> Written request
Repeat the records below exactly, leaving out any pictures.

# start of Records provided

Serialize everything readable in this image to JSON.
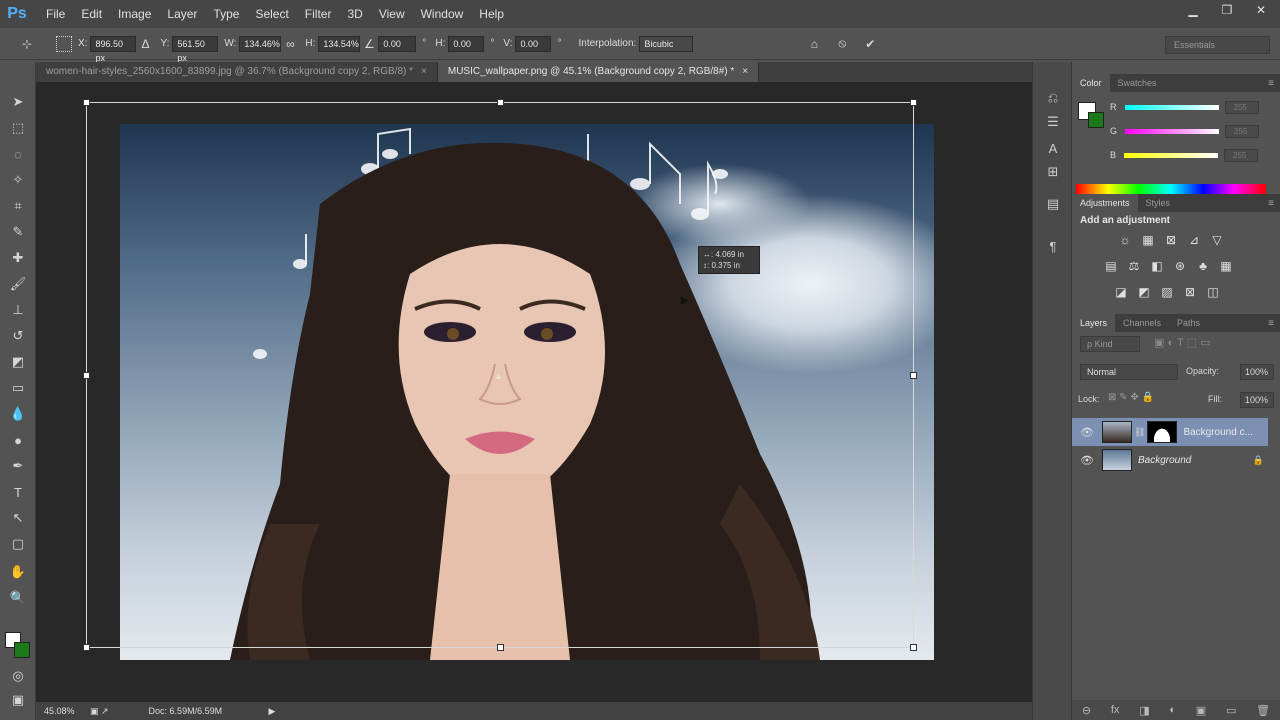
{
  "app": {
    "logo": "Ps"
  },
  "menu": [
    "File",
    "Edit",
    "Image",
    "Layer",
    "Type",
    "Select",
    "Filter",
    "3D",
    "View",
    "Window",
    "Help"
  ],
  "window_controls": {
    "minimize": "▁",
    "restore": "❐",
    "close": "✕"
  },
  "options": {
    "x_label": "X:",
    "x_value": "896.50 px",
    "delta_icon": "Δ",
    "y_label": "Y:",
    "y_value": "561.50 px",
    "w_label": "W:",
    "w_value": "134.46%",
    "link_icon": "∞",
    "h_label": "H:",
    "h_value": "134.54%",
    "angle_icon": "∠",
    "angle_value": "0.00",
    "deg": "°",
    "hs_label": "H:",
    "hs_value": "0.00",
    "vs_label": "V:",
    "vs_value": "0.00",
    "interp_label": "Interpolation:",
    "interp_value": "Bicubic",
    "cancel_icon": "⦸",
    "commit_icon": "✔",
    "warp_icon": "⌂"
  },
  "workspace": "Essentials",
  "tabs": [
    {
      "label": "women-hair-styles_2560x1600_83899.jpg @ 36.7% (Background copy 2, RGB/8) *",
      "close": "×"
    },
    {
      "label": "MUSIC_wallpaper.png @ 45.1% (Background copy 2, RGB/8#) *",
      "close": "×"
    }
  ],
  "transform_readout": {
    "w": "↔: 4.069 in",
    "h": "↕: 0.375 in"
  },
  "status": {
    "zoom": "45.08%",
    "doc": "Doc: 6.59M/6.59M",
    "arrow": "▶"
  },
  "color_panel": {
    "tabs": [
      "Color",
      "Swatches"
    ],
    "channels": [
      {
        "name": "R",
        "value": "255",
        "color": "#4de3ea"
      },
      {
        "name": "G",
        "value": "255",
        "color": "#f06be6"
      },
      {
        "name": "B",
        "value": "255",
        "color": "#f1ef43"
      }
    ]
  },
  "adjustments": {
    "tabs": [
      "Adjustments",
      "Styles"
    ],
    "title": "Add an adjustment",
    "row1": [
      "☼",
      "▦",
      "⊠",
      "⊿",
      "▽"
    ],
    "row2": [
      "▤",
      "⚖",
      "◧",
      "⊛",
      "♣",
      "▦"
    ],
    "row3": [
      "◪",
      "◩",
      "▨",
      "⊠",
      "◫"
    ]
  },
  "layers": {
    "tabs": [
      "Layers",
      "Channels",
      "Paths"
    ],
    "kind": "ρ Kind",
    "blend": "Normal",
    "opacity_label": "Opacity:",
    "opacity_value": "100%",
    "lock_label": "Lock:",
    "fill_label": "Fill:",
    "fill_value": "100%",
    "items": [
      {
        "name": "Background c...",
        "eye": "👁"
      },
      {
        "name": "Background",
        "eye": "👁",
        "lock": "🔒"
      }
    ],
    "bottom_icons": [
      "⊖",
      "fx",
      "◨",
      "◐",
      "▣",
      "▭",
      "🗑"
    ]
  },
  "panel_menu": "≡",
  "colors": {
    "accent": "#4fb0ff",
    "selected_layer": "#7c90b4"
  }
}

# end of Records provided

> Response
Serialize everything readable in this image to JSON.
{
  "app": {
    "logo": "Ps"
  },
  "menu": [
    "File",
    "Edit",
    "Image",
    "Layer",
    "Type",
    "Select",
    "Filter",
    "3D",
    "View",
    "Window",
    "Help"
  ],
  "window_controls": {
    "minimize": "▁",
    "restore": "❐",
    "close": "✕"
  },
  "options": {
    "x_label": "X:",
    "x_value": "896.50 px",
    "delta_icon": "Δ",
    "y_label": "Y:",
    "y_value": "561.50 px",
    "w_label": "W:",
    "w_value": "134.46%",
    "link_icon": "∞",
    "h_label": "H:",
    "h_value": "134.54%",
    "angle_icon": "∠",
    "angle_value": "0.00",
    "deg": "°",
    "hs_label": "H:",
    "hs_value": "0.00",
    "vs_label": "V:",
    "vs_value": "0.00",
    "interp_label": "Interpolation:",
    "interp_value": "Bicubic",
    "cancel_icon": "⦸",
    "commit_icon": "✔",
    "warp_icon": "⌂"
  },
  "workspace": "Essentials",
  "tabs": [
    {
      "label": "women-hair-styles_2560x1600_83899.jpg @ 36.7% (Background copy 2, RGB/8) *",
      "close": "×"
    },
    {
      "label": "MUSIC_wallpaper.png @ 45.1% (Background copy 2, RGB/8#) *",
      "close": "×"
    }
  ],
  "transform_readout": {
    "w": "↔: 4.069 in",
    "h": "↕: 0.375 in"
  },
  "status": {
    "zoom": "45.08%",
    "doc": "Doc: 6.59M/6.59M",
    "arrow": "▶"
  },
  "color_panel": {
    "tabs": [
      "Color",
      "Swatches"
    ],
    "channels": [
      {
        "name": "R",
        "value": "255",
        "color": "#4de3ea"
      },
      {
        "name": "G",
        "value": "255",
        "color": "#f06be6"
      },
      {
        "name": "B",
        "value": "255",
        "color": "#f1ef43"
      }
    ]
  },
  "adjustments": {
    "tabs": [
      "Adjustments",
      "Styles"
    ],
    "title": "Add an adjustment",
    "row1": [
      "☼",
      "▦",
      "⊠",
      "⊿",
      "▽"
    ],
    "row2": [
      "▤",
      "⚖",
      "◧",
      "⊛",
      "♣",
      "▦"
    ],
    "row3": [
      "◪",
      "◩",
      "▨",
      "⊠",
      "◫"
    ]
  },
  "layers": {
    "tabs": [
      "Layers",
      "Channels",
      "Paths"
    ],
    "kind": "ρ Kind",
    "blend": "Normal",
    "opacity_label": "Opacity:",
    "opacity_value": "100%",
    "lock_label": "Lock:",
    "fill_label": "Fill:",
    "fill_value": "100%",
    "items": [
      {
        "name": "Background c...",
        "eye": "👁"
      },
      {
        "name": "Background",
        "eye": "👁",
        "lock": "🔒"
      }
    ],
    "bottom_icons": [
      "⊖",
      "fx",
      "◨",
      "◐",
      "▣",
      "▭",
      "🗑"
    ]
  },
  "panel_menu": "≡",
  "colors": {
    "accent": "#4fb0ff",
    "selected_layer": "#7c90b4"
  }
}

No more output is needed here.